START

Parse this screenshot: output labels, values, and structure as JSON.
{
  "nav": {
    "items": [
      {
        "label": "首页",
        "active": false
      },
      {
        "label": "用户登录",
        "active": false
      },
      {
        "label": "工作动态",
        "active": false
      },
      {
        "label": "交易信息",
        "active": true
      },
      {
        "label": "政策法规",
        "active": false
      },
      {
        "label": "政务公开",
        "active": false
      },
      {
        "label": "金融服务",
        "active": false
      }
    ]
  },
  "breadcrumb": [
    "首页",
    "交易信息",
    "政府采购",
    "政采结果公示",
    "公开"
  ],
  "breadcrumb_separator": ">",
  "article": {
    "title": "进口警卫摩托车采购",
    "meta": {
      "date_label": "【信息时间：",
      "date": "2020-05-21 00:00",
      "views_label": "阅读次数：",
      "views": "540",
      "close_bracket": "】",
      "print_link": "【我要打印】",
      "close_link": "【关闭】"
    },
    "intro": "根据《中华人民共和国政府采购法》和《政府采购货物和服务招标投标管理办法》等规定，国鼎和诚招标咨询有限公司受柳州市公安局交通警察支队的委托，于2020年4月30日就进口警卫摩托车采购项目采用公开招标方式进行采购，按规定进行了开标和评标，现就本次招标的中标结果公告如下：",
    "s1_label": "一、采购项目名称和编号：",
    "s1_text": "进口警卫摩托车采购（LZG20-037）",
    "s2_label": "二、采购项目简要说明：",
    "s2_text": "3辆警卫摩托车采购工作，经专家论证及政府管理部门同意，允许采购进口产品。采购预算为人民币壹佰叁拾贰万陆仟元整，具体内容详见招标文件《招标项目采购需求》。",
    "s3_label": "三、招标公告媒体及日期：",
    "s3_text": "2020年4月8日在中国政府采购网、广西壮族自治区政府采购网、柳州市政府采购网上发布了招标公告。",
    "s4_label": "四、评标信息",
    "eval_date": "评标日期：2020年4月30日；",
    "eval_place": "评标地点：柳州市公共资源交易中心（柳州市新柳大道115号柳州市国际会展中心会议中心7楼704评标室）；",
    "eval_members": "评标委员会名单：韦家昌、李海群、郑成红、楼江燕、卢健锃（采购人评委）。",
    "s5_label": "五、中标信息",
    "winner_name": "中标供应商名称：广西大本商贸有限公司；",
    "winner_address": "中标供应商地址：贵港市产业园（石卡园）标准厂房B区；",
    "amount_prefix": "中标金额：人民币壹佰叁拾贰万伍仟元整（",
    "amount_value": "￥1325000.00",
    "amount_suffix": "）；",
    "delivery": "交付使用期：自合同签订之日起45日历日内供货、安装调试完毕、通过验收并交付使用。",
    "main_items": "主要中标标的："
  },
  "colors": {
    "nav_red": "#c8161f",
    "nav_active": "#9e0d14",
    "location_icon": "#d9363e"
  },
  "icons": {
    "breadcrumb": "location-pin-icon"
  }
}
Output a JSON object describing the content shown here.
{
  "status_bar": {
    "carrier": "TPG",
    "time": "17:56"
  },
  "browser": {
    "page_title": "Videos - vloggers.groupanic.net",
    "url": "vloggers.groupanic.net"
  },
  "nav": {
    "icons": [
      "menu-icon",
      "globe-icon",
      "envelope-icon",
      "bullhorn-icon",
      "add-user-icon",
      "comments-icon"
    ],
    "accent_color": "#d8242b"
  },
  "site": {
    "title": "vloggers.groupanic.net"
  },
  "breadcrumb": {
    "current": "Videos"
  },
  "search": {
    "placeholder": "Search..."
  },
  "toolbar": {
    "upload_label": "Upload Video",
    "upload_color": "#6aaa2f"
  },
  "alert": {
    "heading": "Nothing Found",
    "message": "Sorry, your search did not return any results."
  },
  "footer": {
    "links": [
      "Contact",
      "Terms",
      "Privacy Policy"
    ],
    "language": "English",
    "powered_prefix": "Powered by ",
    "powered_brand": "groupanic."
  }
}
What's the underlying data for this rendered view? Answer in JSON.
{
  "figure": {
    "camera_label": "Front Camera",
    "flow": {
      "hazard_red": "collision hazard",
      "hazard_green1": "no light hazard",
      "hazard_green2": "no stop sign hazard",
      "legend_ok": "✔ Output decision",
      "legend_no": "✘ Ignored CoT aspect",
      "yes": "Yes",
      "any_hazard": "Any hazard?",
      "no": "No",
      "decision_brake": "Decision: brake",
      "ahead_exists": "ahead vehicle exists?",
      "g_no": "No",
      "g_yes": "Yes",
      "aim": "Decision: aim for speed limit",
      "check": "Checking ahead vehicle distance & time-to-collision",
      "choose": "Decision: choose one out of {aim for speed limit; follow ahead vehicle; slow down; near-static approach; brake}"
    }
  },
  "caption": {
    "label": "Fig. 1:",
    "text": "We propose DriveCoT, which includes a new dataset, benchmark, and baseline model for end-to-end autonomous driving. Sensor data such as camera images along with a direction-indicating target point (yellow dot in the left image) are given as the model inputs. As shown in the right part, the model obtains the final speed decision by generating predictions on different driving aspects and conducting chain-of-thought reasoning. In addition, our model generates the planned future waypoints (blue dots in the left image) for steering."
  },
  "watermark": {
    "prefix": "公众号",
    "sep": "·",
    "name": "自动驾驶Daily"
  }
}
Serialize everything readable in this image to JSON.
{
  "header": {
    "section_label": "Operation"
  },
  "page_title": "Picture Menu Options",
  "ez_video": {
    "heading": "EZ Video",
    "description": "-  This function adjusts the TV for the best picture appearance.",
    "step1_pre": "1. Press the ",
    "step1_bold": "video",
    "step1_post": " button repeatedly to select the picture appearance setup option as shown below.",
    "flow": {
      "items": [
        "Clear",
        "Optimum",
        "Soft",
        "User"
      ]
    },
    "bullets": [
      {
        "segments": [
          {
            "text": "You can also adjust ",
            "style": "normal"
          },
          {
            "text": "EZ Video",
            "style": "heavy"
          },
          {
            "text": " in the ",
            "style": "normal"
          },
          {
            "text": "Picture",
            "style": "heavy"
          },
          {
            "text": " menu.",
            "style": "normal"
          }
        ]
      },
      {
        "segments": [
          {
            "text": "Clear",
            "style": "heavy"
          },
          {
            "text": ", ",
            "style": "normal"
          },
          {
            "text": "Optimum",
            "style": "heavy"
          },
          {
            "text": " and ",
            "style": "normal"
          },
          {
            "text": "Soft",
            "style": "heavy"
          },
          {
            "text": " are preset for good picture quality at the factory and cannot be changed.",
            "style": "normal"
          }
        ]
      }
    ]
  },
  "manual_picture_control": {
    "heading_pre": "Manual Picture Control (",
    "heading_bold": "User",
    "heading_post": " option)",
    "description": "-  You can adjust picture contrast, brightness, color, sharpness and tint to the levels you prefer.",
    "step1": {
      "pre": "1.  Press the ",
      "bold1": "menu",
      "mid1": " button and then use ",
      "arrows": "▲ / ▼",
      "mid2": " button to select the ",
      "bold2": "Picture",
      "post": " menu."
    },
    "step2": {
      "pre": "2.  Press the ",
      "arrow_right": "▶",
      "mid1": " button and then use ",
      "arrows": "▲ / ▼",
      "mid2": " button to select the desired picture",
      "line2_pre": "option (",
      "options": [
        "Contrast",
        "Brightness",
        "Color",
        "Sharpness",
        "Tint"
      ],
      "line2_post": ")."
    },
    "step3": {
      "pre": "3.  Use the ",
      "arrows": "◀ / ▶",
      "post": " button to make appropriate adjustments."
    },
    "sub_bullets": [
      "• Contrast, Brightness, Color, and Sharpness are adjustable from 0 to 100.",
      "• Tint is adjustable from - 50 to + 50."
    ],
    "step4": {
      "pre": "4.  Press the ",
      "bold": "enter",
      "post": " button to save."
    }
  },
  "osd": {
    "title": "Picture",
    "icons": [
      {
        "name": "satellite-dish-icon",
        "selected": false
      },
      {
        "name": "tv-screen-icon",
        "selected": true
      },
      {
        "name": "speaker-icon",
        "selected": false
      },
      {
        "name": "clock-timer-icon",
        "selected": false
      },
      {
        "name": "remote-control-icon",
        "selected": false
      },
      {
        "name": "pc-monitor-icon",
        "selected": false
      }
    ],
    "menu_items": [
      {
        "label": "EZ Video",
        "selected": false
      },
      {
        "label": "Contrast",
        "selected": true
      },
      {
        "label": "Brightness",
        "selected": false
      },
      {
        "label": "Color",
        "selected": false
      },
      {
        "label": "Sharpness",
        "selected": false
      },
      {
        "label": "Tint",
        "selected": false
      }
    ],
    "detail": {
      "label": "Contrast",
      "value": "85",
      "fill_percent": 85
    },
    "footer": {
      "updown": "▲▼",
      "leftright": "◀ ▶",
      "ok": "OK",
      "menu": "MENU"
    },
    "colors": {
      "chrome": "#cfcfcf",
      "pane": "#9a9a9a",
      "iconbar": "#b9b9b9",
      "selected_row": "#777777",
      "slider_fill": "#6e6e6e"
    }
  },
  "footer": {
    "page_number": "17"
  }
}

END

**PROMPT**
Gather all the lines that include the word "from" and copy them out.

**WRITTEN ANSWER**
      "• Contrast, Brightness, Color, and Sharpness are adjustable from 0 to 100.",
      "• Tint is adjustable from - 50 to + 50."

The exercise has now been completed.